[Entries taken from a collection]
>>>>
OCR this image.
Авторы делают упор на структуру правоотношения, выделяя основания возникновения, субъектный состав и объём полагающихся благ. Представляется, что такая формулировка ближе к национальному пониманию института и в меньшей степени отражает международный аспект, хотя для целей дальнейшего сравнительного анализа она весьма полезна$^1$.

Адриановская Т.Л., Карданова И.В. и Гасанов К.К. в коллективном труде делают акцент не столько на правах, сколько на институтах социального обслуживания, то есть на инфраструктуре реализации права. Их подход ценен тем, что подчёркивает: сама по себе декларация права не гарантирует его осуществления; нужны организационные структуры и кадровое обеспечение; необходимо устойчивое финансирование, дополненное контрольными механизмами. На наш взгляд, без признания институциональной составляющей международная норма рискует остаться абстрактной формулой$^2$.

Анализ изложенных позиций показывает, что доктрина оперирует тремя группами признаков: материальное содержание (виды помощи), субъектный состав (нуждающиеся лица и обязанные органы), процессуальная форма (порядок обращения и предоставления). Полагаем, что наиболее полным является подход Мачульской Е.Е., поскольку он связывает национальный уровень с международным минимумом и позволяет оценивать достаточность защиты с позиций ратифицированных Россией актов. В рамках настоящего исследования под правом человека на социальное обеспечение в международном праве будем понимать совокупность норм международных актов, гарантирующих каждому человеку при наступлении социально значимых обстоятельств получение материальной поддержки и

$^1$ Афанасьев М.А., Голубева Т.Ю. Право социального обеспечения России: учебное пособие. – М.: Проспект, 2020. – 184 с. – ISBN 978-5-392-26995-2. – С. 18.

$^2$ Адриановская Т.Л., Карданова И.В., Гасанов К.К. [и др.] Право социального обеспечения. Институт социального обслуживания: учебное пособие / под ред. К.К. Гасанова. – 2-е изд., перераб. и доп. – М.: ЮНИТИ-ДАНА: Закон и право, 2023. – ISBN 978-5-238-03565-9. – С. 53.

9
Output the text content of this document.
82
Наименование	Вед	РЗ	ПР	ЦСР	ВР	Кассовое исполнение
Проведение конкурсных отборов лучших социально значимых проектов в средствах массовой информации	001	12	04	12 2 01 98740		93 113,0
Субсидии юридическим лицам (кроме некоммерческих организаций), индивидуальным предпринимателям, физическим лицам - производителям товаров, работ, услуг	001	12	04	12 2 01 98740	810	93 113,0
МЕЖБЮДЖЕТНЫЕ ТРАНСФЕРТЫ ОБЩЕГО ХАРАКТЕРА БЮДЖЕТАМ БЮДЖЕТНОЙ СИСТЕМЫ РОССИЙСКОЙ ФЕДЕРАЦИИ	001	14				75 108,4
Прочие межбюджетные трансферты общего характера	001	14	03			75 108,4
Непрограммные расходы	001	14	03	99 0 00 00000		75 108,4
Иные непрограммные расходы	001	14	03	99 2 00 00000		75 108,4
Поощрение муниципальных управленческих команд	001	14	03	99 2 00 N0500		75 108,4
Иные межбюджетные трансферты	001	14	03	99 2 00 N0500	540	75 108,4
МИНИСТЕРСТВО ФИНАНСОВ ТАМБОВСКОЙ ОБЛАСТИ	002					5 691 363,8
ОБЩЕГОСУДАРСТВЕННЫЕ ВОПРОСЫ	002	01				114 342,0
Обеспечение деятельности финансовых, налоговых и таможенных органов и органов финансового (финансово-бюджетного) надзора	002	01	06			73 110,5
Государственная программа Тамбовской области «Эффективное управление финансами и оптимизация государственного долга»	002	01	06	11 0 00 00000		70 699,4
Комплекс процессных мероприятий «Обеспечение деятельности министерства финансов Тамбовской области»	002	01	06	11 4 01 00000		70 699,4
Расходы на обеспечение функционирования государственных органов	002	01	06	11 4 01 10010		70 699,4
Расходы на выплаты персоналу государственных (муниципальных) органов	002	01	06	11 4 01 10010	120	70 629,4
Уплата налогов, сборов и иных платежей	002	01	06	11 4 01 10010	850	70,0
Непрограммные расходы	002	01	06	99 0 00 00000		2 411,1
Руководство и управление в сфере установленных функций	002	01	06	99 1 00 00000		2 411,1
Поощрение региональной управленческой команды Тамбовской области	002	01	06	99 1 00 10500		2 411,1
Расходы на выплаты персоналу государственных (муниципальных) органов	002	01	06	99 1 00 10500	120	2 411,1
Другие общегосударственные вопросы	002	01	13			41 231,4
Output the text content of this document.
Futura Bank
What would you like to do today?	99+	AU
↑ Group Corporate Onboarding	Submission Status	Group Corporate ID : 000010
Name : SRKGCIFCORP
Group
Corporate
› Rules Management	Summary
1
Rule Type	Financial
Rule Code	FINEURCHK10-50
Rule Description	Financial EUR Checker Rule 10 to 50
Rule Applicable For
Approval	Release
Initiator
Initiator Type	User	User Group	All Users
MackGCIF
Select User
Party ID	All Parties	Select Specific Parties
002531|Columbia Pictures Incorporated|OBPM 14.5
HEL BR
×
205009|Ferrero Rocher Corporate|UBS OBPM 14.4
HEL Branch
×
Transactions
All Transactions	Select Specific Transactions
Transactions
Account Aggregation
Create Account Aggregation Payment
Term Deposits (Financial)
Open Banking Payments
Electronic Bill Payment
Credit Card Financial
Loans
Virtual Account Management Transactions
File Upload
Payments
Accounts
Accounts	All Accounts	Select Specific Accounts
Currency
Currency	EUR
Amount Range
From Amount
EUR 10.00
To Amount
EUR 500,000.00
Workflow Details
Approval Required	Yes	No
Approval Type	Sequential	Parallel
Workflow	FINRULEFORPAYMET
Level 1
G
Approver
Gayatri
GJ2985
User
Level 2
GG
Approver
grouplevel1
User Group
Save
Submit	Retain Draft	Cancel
<<<<
PROBLEM DESCRIPTION
Copy the records above exactly as they appear.

RESULT
OCR this image.
Авторы делают упор на структуру правоотношения, выделяя основания возникновения, субъектный состав и объём полагающихся благ. Представляется, что такая формулировка ближе к национальному пониманию института и в меньшей степени отражает международный аспект, хотя для целей дальнейшего сравнительного анализа она весьма полезна$^1$.

Адриановская Т.Л., Карданова И.В. и Гасанов К.К. в коллективном труде делают акцент не столько на правах, сколько на институтах социального обслуживания, то есть на инфраструктуре реализации права. Их подход ценен тем, что подчёркивает: сама по себе декларация права не гарантирует его осуществления; нужны организационные структуры и кадровое обеспечение; необходимо устойчивое финансирование, дополненное контрольными механизмами. На наш взгляд, без признания институциональной составляющей международная норма рискует остаться абстрактной формулой$^2$.

Анализ изложенных позиций показывает, что доктрина оперирует тремя группами признаков: материальное содержание (виды помощи), субъектный состав (нуждающиеся лица и обязанные органы), процессуальная форма (порядок обращения и предоставления). Полагаем, что наиболее полным является подход Мачульской Е.Е., поскольку он связывает национальный уровень с международным минимумом и позволяет оценивать достаточность защиты с позиций ратифицированных Россией актов. В рамках настоящего исследования под правом человека на социальное обеспечение в международном праве будем понимать совокупность норм международных актов, гарантирующих каждому человеку при наступлении социально значимых обстоятельств получение материальной поддержки и

$^1$ Афанасьев М.А., Голубева Т.Ю. Право социального обеспечения России: учебное пособие. – М.: Проспект, 2020. – 184 с. – ISBN 978-5-392-26995-2. – С. 18.

$^2$ Адриановская Т.Л., Карданова И.В., Гасанов К.К. [и др.] Право социального обеспечения. Институт социального обслуживания: учебное пособие / под ред. К.К. Гасанова. – 2-е изд., перераб. и доп. – М.: ЮНИТИ-ДАНА: Закон и право, 2023. – ISBN 978-5-238-03565-9. – С. 53.

9
Output the text content of this document.
82
Наименование	Вед	РЗ	ПР	ЦСР	ВР	Кассовое исполнение
Проведение конкурсных отборов лучших социально значимых проектов в средствах массовой информации	001	12	04	12 2 01 98740		93 113,0
Субсидии юридическим лицам (кроме некоммерческих организаций), индивидуальным предпринимателям, физическим лицам - производителям товаров, работ, услуг	001	12	04	12 2 01 98740	810	93 113,0
МЕЖБЮДЖЕТНЫЕ ТРАНСФЕРТЫ ОБЩЕГО ХАРАКТЕРА БЮДЖЕТАМ БЮДЖЕТНОЙ СИСТЕМЫ РОССИЙСКОЙ ФЕДЕРАЦИИ	001	14				75 108,4
Прочие межбюджетные трансферты общего характера	001	14	03			75 108,4
Непрограммные расходы	001	14	03	99 0 00 00000		75 108,4
Иные непрограммные расходы	001	14	03	99 2 00 00000		75 108,4
Поощрение муниципальных управленческих команд	001	14	03	99 2 00 N0500		75 108,4
Иные межбюджетные трансферты	001	14	03	99 2 00 N0500	540	75 108,4
МИНИСТЕРСТВО ФИНАНСОВ ТАМБОВСКОЙ ОБЛАСТИ	002					5 691 363,8
ОБЩЕГОСУДАРСТВЕННЫЕ ВОПРОСЫ	002	01				114 342,0
Обеспечение деятельности финансовых, налоговых и таможенных органов и органов финансового (финансово-бюджетного) надзора	002	01	06			73 110,5
Государственная программа Тамбовской области «Эффективное управление финансами и оптимизация государственного долга»	002	01	06	11 0 00 00000		70 699,4
Комплекс процессных мероприятий «Обеспечение деятельности министерства финансов Тамбовской области»	002	01	06	11 4 01 00000		70 699,4
Расходы на обеспечение функционирования государственных органов	002	01	06	11 4 01 10010		70 699,4
Расходы на выплаты персоналу государственных (муниципальных) органов	002	01	06	11 4 01 10010	120	70 629,4
Уплата налогов, сборов и иных платежей	002	01	06	11 4 01 10010	850	70,0
Непрограммные расходы	002	01	06	99 0 00 00000		2 411,1
Руководство и управление в сфере установленных функций	002	01	06	99 1 00 00000		2 411,1
Поощрение региональной управленческой команды Тамбовской области	002	01	06	99 1 00 10500		2 411,1
Расходы на выплаты персоналу государственных (муниципальных) органов	002	01	06	99 1 00 10500	120	2 411,1
Другие общегосударственные вопросы	002	01	13			41 231,4
Output the text content of this document.
Futura Bank
What would you like to do today?	99+	AU
↑ Group Corporate Onboarding	Submission Status	Group Corporate ID : 000010
Name : SRKGCIFCORP
Group
Corporate
› Rules Management	Summary
1
Rule Type	Financial
Rule Code	FINEURCHK10-50
Rule Description	Financial EUR Checker Rule 10 to 50
Rule Applicable For
Approval	Release
Initiator
Initiator Type	User	User Group	All Users
MackGCIF
Select User
Party ID	All Parties	Select Specific Parties
002531|Columbia Pictures Incorporated|OBPM 14.5
HEL BR
×
205009|Ferrero Rocher Corporate|UBS OBPM 14.4
HEL Branch
×
Transactions
All Transactions	Select Specific Transactions
Transactions
Account Aggregation
Create Account Aggregation Payment
Term Deposits (Financial)
Open Banking Payments
Electronic Bill Payment
Credit Card Financial
Loans
Virtual Account Management Transactions
File Upload
Payments
Accounts
Accounts	All Accounts	Select Specific Accounts
Currency
Currency	EUR
Amount Range
From Amount
EUR 10.00
To Amount
EUR 500,000.00
Workflow Details
Approval Required	Yes	No
Approval Type	Sequential	Parallel
Workflow	FINRULEFORPAYMET
Level 1
G
Approver
Gayatri
GJ2985
User
Level 2
GG
Approver
grouplevel1
User Group
Save
Submit	Retain Draft	Cancel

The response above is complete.